Un homme qui aime «franchir les frontières»
Fribourg, 20 novembre 2006 (Apic) L’auditoire B de l’Université de Fribourg était comble, vendredi soir 17 novembre, pour la leçon d’adieu du professeur Richard Friedli, qui a présenté une conférence magistrale intitulée «Religions et politiques dans un monde globalisé». R. Friedli, décrit comme un homme d’une extrême gentillesse, à l’oeuvre abondante, qui aime «franchir les frontières», a aussi provoqué des vagues, a rappelé à cette occasion le doyen de la Faculté des lettres, Jean-Michel Spieser.
Richard Friedli, ex-religieux dominicain – il a d’abord enseigné à la Faculté de théologie avant de passer à la Faculté des lettres (*) – a plaidé pour un espace de négociation entre politiques et religions. Il a appelé à dépasser le «choc des civilisations» cher au professeur de Harvard Samuel Huntington, un conservateur qui passe – peut-être à tort – pour un héraut du néo-conservatisme américain.

**Matériel présenté**
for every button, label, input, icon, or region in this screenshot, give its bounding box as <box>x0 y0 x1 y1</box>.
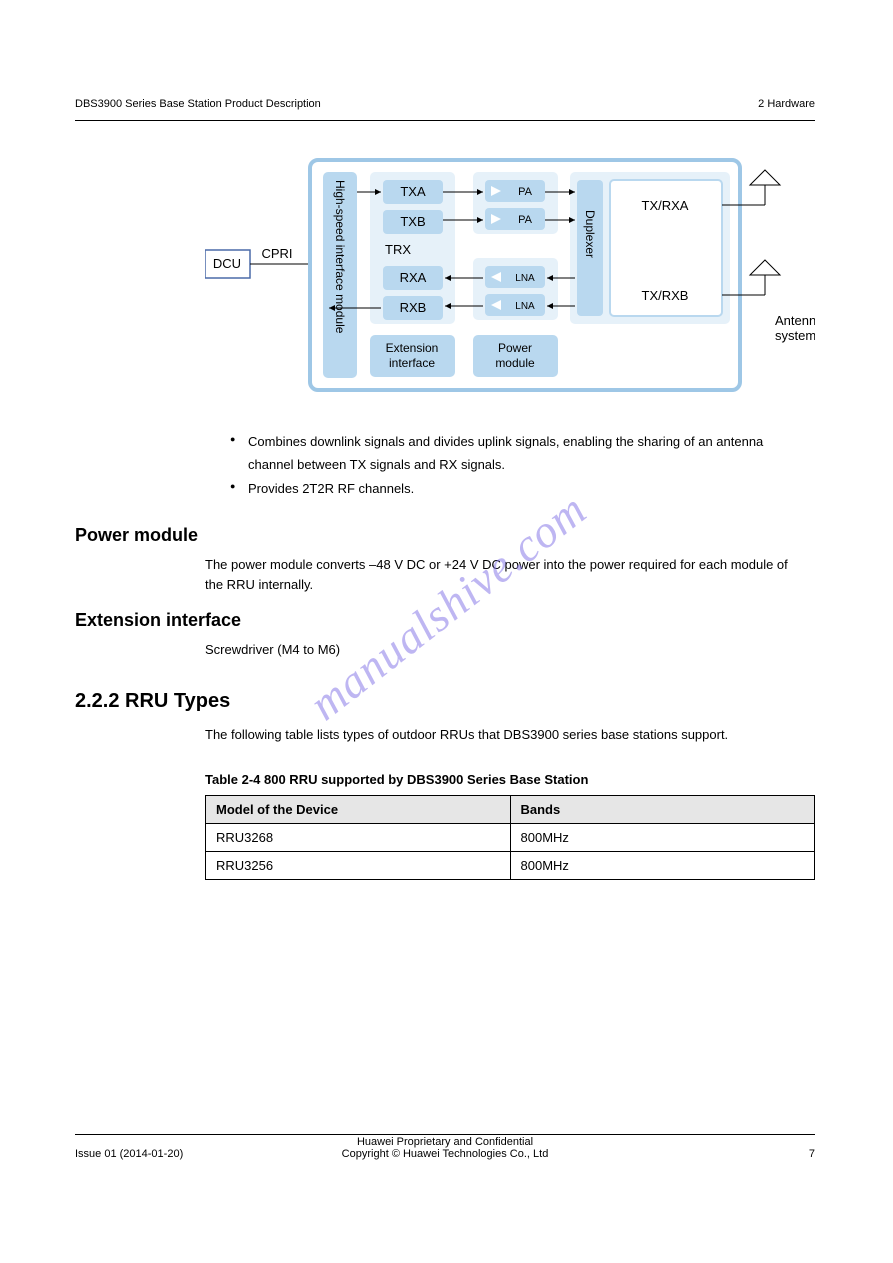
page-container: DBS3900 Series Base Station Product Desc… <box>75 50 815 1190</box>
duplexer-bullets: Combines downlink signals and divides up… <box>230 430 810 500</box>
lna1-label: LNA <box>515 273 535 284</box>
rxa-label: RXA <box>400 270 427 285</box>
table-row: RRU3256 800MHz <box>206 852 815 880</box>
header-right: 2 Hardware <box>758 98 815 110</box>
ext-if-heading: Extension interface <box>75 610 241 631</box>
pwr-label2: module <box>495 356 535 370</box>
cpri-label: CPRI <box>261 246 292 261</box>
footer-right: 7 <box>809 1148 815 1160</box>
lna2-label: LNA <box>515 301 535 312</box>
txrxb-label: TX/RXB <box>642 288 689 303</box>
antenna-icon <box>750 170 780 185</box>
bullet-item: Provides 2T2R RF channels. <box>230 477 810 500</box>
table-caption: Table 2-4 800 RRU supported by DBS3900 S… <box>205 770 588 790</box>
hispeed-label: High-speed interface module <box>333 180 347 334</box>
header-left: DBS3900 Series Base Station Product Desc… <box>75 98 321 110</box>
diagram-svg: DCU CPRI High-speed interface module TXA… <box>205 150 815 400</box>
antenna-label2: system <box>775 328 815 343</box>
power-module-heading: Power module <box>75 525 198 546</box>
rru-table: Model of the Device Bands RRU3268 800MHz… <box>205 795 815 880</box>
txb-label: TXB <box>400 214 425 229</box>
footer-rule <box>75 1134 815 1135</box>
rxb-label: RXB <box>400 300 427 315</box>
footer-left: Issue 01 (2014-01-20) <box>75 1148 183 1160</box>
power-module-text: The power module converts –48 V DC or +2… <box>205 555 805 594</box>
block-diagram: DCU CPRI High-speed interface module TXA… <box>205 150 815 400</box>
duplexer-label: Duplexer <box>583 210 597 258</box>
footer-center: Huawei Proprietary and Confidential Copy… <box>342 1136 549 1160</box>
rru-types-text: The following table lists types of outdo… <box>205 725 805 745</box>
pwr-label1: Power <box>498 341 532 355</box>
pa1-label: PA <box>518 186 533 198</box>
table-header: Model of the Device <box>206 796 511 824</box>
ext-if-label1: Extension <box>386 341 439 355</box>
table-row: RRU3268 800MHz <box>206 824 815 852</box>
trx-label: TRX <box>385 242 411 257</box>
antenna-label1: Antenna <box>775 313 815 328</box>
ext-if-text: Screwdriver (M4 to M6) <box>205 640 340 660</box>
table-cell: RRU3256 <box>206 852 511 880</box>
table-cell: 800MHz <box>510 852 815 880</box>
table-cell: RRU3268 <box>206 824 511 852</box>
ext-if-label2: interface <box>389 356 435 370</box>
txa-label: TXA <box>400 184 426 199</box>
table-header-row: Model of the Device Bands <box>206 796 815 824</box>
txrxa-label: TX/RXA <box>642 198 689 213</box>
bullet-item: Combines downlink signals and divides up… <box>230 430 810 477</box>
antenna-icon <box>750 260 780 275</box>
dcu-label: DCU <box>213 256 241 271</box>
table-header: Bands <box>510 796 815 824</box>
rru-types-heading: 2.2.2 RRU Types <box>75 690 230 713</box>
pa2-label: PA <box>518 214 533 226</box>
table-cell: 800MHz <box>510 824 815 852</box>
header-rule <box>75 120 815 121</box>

**Consigne**
Recopiez le passage de l'extrait qui s'ouvre sur les mots contenant «Un homme qui» et se clôt sur «lettres, Jean-Michel Spieser.», en renommant «R. Friedli» en «Richard Friedli». Appuyez-vous uniquement sur l'extrait.

**Réponse**
Un homme qui aime «franchir les frontières»
Fribourg, 20 novembre 2006 (Apic) L’auditoire B de l’Université de Fribourg était comble, vendredi soir 17 novembre, pour la leçon d’adieu du professeur Richard Friedli, qui a présenté une conférence magistrale intitulée «Religions et politiques dans un monde globalisé». Richard Friedli, décrit comme un homme d’une extrême gentillesse, à l’oeuvre abondante, qui aime «franchir les frontières», a aussi provoqué des vagues, a rappelé à cette occasion le doyen de la Faculté des lettres, Jean-Michel Spieser.